• [WRITTEN INSTRUCTION] Produce an exact copy of all the data below, dropping every image.

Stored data
------------------------------

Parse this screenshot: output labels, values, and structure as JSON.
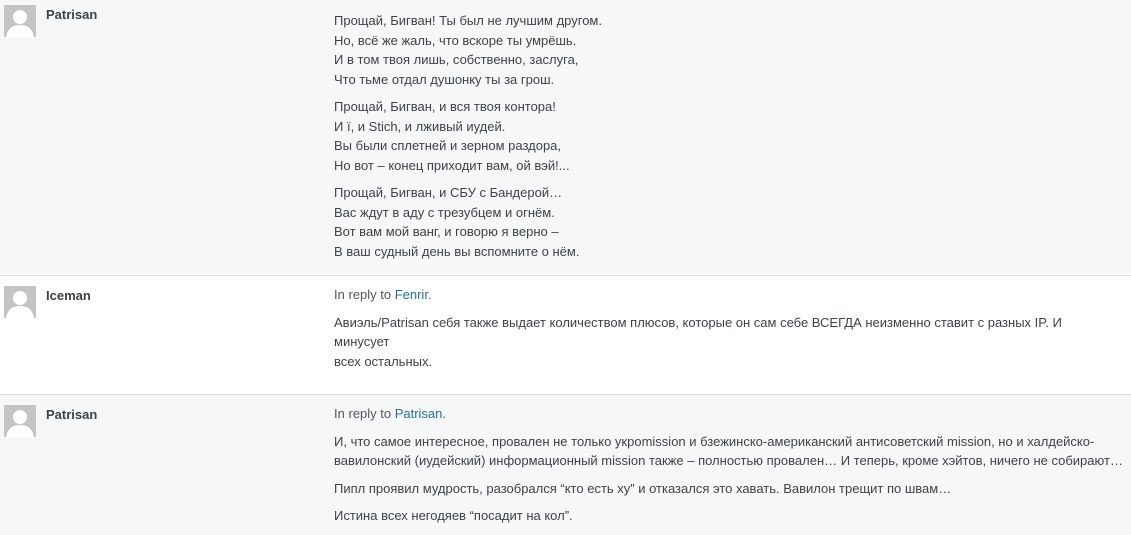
{
  "replies": [
    {
      "author": "Patrisan",
      "stanzas": [
        "Прощай, Бигван! Ты был не лучшим другом.\nНо, всё же жаль, что вскоре ты умрёшь.\nИ в том твоя лишь, собственно, заслуга,\nЧто тьме отдал душонку ты за грош.",
        "Прощай, Бигван, и вся твоя контора!\nИ ї, и Stich, и лживый иудей.\nВы были сплетней и зерном раздора,\nНо вот – конец приходит вам, ой вэй!...",
        "Прощай, Бигван, и СБУ с Бандерой…\nВас ждут в аду с трезубцем и огнём.\nВот вам мой ванг, и говорю я верно –\nВ ваш судный день вы вспомните о нём."
      ]
    },
    {
      "author": "Iceman",
      "in_reply_prefix": "In reply to ",
      "in_reply_to": "Fenrir",
      "in_reply_suffix": ".",
      "paragraphs": [
        "Авиэль/Patrisan себя также выдает количеством плюсов, которые он сам себе ВСЕГДА неизменно ставит с разных IP. И минусует\nвсех остальных."
      ]
    },
    {
      "author": "Patrisan",
      "in_reply_prefix": "In reply to ",
      "in_reply_to": "Patrisan",
      "in_reply_suffix": ".",
      "paragraphs": [
        "И, что самое интересное, провален не только укроmission и бзежинско-американский антисоветский mission, но и халдейско-\nвавилонский (иудейский) информационный mission также – полностью провален… И теперь, кроме хэйтов, ничего не собирают…",
        "Пипл проявил мудрость, разобрался “кто есть ху” и отказался это хавать. Вавилон трещит по швам…",
        "Истина всех негодяев “посадит на кол”."
      ]
    }
  ],
  "colors": {
    "alt_row_bg": "#f6f7f7",
    "link": "#2271b1",
    "text": "#3c434a",
    "avatar": "#c4c4c4"
  },
  "icons": {
    "avatar": "default-user-avatar-icon"
  }
}
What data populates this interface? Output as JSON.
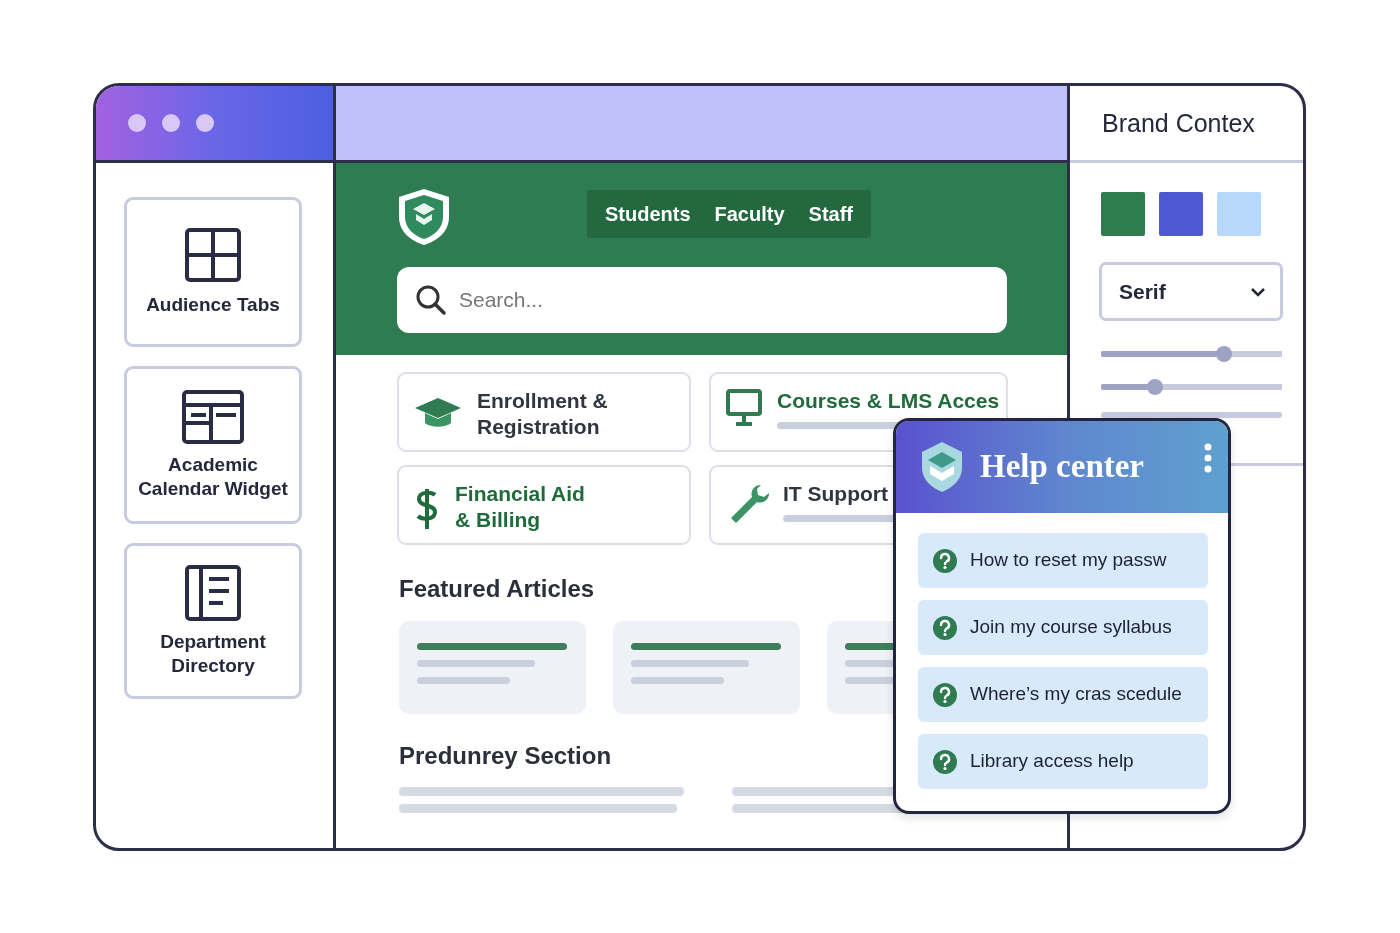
{
  "sidebar": {
    "items": [
      {
        "label": "Audience Tabs"
      },
      {
        "label": "Academic Calendar Widget"
      },
      {
        "label": "Department Directory"
      }
    ]
  },
  "header": {
    "tabs": [
      {
        "label": "Students"
      },
      {
        "label": "Faculty"
      },
      {
        "label": "Staff"
      }
    ],
    "search": {
      "placeholder": "Search..."
    }
  },
  "services": [
    {
      "label": "Enrollment & Registration",
      "color": "#2f3640"
    },
    {
      "label": "Courses & LMS Acces",
      "color": "#1f6b3c"
    },
    {
      "label": "Financial Aid & Billing",
      "color": "#1f6b3c"
    },
    {
      "label": "IT Support",
      "color": "#2f3640"
    }
  ],
  "featured": {
    "title": "Featured Articles"
  },
  "section": {
    "title": "Predunrey Section"
  },
  "brand": {
    "title": "Brand Contex",
    "swatches": [
      {
        "color": "#2e7d4f"
      },
      {
        "color": "#4f58d3"
      },
      {
        "color": "#b6d8fb"
      }
    ],
    "font": "Serif",
    "sliders": [
      {
        "level": 0.68
      },
      {
        "level": 0.3
      }
    ]
  },
  "help": {
    "title": "Help center",
    "questions": [
      "How to reset my passw",
      "Join my course syllabus",
      "Where’s my cras scedule",
      "Library access help"
    ]
  }
}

------------------------------

• [OUTPUT OF THE TASK]
Parse this screenshot: output labels, values, and structure as JSON.
{
  "replies": [
    {
      "author": "Patrisan",
      "stanzas": [
        "Прощай, Бигван! Ты был не лучшим другом.\nНо, всё же жаль, что вскоре ты умрёшь.\nИ в том твоя лишь, собственно, заслуга,\nЧто тьме отдал душонку ты за грош.",
        "Прощай, Бигван, и вся твоя контора!\nИ ї, и Stich, и лживый иудей.\nВы были сплетней и зерном раздора,\nНо вот – конец приходит вам, ой вэй!...",
        "Прощай, Бигван, и СБУ с Бандерой…\nВас ждут в аду с трезубцем и огнём.\nВот вам мой ванг, и говорю я верно –\nВ ваш судный день вы вспомните о нём."
      ]
    },
    {
      "author": "Iceman",
      "in_reply_prefix": "In reply to ",
      "in_reply_to": "Fenrir",
      "in_reply_suffix": ".",
      "paragraphs": [
        "Авиэль/Patrisan себя также выдает количеством плюсов, которые он сам себе ВСЕГДА неизменно ставит с разных IP. И минусует\nвсех остальных."
      ]
    },
    {
      "author": "Patrisan",
      "in_reply_prefix": "In reply to ",
      "in_reply_to": "Patrisan",
      "in_reply_suffix": ".",
      "paragraphs": [
        "И, что самое интересное, провален не только укроmission и бзежинско-американский антисоветский mission, но и халдейско-\nвавилонский (иудейский) информационный mission также – полностью провален… И теперь, кроме хэйтов, ничего не собирают…",
        "Пипл проявил мудрость, разобрался “кто есть ху” и отказался это хавать. Вавилон трещит по швам…",
        "Истина всех негодяев “посадит на кол”."
      ]
    }
  ],
  "colors": {
    "alt_row_bg": "#f6f7f7",
    "link": "#2271b1",
    "text": "#3c434a",
    "avatar": "#c4c4c4"
  },
  "icons": {
    "avatar": "default-user-avatar-icon"
  }
}
What data populates this interface? Output as JSON.
{
  "sidebar": {
    "items": [
      {
        "label": "Audience Tabs"
      },
      {
        "label": "Academic Calendar Widget"
      },
      {
        "label": "Department Directory"
      }
    ]
  },
  "header": {
    "tabs": [
      {
        "label": "Students"
      },
      {
        "label": "Faculty"
      },
      {
        "label": "Staff"
      }
    ],
    "search": {
      "placeholder": "Search..."
    }
  },
  "services": [
    {
      "label": "Enrollment & Registration",
      "color": "#2f3640"
    },
    {
      "label": "Courses & LMS Acces",
      "color": "#1f6b3c"
    },
    {
      "label": "Financial Aid & Billing",
      "color": "#1f6b3c"
    },
    {
      "label": "IT Support",
      "color": "#2f3640"
    }
  ],
  "featured": {
    "title": "Featured Articles"
  },
  "section": {
    "title": "Predunrey Section"
  },
  "brand": {
    "title": "Brand Contex",
    "swatches": [
      {
        "color": "#2e7d4f"
      },
      {
        "color": "#4f58d3"
      },
      {
        "color": "#b6d8fb"
      }
    ],
    "font": "Serif",
    "sliders": [
      {
        "level": 0.68
      },
      {
        "level": 0.3
      }
    ]
  },
  "help": {
    "title": "Help center",
    "questions": [
      "How to reset my passw",
      "Join my course syllabus",
      "Where’s my cras scedule",
      "Library access help"
    ]
  }
}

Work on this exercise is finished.